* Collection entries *

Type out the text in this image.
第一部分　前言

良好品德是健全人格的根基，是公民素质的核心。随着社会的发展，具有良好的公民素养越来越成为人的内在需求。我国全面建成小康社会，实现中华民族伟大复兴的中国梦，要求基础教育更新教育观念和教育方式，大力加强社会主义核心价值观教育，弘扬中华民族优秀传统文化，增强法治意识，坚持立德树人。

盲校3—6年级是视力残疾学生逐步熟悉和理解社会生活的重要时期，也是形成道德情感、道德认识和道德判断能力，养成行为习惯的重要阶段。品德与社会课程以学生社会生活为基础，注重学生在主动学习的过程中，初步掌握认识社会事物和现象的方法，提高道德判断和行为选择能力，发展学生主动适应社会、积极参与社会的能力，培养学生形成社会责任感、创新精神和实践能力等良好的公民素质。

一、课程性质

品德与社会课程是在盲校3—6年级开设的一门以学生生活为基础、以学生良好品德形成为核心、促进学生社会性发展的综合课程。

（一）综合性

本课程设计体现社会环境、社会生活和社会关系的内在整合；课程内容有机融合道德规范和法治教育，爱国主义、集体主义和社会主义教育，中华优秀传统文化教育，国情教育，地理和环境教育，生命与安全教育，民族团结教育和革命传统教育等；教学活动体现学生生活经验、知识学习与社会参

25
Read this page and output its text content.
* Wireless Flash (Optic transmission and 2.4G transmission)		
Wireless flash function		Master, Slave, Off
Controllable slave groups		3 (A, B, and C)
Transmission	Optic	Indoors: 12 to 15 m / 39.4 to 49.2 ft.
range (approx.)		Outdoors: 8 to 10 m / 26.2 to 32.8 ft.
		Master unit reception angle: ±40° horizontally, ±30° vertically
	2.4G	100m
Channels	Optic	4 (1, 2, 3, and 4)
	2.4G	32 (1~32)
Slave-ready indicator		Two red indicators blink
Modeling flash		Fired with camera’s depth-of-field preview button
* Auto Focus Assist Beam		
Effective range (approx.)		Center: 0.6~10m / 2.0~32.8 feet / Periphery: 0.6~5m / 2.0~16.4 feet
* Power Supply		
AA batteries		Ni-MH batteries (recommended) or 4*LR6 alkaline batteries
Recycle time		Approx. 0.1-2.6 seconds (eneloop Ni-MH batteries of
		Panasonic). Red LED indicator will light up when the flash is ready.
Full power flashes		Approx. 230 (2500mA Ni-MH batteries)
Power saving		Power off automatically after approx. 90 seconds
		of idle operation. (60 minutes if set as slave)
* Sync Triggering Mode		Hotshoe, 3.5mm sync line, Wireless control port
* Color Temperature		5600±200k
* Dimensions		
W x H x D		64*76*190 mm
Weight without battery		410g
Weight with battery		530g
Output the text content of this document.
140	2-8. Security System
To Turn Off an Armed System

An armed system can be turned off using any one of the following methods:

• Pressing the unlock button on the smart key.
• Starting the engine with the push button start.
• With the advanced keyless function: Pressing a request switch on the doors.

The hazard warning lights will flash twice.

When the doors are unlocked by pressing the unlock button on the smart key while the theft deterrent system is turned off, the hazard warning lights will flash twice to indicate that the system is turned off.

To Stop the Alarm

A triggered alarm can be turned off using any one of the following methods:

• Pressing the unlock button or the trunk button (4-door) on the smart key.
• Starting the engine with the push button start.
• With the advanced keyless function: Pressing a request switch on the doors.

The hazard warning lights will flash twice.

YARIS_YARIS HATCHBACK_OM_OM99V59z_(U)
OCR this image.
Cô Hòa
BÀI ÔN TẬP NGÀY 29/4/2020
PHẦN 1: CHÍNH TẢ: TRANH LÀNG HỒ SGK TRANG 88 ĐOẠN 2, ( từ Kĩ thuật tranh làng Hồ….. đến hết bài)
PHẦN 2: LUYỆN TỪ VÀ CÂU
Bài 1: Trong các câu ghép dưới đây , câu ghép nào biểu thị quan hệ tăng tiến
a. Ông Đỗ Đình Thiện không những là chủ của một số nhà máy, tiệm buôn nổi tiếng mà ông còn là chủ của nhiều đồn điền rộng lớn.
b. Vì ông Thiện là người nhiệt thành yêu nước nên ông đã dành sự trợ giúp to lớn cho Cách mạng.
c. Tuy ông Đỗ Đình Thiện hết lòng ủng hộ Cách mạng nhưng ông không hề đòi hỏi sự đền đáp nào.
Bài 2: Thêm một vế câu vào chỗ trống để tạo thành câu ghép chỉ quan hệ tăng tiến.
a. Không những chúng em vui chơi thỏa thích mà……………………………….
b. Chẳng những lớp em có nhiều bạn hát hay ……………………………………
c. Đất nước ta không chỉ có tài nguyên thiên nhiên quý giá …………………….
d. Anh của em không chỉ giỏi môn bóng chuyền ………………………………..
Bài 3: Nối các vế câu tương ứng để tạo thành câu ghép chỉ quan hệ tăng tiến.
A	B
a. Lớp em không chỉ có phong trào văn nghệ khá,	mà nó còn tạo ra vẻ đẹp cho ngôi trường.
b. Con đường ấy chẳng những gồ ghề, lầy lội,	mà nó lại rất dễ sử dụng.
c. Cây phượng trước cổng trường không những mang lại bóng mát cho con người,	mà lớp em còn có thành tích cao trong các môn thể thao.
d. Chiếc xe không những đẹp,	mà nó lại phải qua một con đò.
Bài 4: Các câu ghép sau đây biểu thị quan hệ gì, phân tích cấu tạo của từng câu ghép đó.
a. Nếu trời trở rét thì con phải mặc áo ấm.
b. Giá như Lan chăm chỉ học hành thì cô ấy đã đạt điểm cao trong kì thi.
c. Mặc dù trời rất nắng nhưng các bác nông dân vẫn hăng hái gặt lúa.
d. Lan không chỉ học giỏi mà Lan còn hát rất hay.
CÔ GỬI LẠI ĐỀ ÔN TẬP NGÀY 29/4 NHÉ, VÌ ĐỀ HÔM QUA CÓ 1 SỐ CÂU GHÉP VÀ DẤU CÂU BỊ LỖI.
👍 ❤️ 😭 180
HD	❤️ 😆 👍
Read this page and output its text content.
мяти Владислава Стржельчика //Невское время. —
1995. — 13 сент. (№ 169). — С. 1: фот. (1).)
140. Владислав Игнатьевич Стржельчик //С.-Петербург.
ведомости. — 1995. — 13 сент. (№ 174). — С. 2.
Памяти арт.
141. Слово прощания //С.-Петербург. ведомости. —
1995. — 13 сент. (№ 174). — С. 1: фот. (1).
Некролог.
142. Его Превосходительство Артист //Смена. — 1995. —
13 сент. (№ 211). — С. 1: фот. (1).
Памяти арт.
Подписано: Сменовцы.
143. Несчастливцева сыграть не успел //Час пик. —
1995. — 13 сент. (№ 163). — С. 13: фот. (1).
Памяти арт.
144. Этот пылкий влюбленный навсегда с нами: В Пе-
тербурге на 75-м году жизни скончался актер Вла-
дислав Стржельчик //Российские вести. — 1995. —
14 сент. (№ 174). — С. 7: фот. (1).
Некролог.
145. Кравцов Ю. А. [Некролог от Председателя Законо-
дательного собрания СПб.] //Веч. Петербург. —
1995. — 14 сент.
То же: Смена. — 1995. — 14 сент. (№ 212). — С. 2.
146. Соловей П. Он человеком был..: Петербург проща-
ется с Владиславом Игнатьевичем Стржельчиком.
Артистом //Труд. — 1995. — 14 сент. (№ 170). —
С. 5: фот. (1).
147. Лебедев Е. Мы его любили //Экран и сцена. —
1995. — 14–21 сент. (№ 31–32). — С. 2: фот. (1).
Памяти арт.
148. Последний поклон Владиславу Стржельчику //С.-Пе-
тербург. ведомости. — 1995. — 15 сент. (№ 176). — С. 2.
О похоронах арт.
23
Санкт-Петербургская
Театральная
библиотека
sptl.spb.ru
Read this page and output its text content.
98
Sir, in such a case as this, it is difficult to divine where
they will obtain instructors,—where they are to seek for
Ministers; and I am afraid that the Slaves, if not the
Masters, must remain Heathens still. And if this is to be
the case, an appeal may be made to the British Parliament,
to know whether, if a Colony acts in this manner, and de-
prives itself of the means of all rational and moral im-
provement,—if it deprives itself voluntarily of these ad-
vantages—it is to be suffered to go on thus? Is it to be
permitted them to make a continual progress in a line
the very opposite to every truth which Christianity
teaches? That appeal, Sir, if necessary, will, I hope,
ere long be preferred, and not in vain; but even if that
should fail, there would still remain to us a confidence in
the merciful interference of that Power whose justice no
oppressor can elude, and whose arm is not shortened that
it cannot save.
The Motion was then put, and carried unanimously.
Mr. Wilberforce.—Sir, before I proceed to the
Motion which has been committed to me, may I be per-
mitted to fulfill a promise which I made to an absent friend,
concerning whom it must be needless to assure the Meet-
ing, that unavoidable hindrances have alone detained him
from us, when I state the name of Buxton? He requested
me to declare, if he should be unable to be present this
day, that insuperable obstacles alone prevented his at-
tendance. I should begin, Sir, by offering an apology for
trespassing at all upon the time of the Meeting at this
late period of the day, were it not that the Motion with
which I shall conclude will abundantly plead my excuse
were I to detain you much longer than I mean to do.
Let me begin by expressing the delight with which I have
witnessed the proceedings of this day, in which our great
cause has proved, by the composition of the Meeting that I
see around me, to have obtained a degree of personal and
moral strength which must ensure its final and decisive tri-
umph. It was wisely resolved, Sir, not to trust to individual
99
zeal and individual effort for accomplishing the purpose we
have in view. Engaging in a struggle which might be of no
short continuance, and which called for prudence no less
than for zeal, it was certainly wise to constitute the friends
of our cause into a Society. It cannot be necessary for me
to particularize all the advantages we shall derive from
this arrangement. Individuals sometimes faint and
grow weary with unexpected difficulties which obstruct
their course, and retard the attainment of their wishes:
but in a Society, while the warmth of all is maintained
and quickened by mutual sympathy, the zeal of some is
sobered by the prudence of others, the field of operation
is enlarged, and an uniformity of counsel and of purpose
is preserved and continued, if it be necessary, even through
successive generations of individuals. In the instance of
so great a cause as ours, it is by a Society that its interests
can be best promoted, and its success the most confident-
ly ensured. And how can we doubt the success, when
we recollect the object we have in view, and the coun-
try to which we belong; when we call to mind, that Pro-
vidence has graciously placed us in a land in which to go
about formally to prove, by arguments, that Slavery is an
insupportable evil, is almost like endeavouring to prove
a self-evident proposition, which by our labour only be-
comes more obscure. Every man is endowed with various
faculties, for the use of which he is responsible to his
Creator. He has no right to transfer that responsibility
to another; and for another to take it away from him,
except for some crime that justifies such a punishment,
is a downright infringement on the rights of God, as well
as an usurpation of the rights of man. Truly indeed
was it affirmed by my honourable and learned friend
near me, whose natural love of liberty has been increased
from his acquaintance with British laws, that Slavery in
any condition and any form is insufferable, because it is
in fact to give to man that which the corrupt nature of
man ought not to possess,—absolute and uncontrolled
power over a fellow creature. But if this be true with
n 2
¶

* What you will do *
State only how many lines in the material include "smart".

* Answer to this problem *
3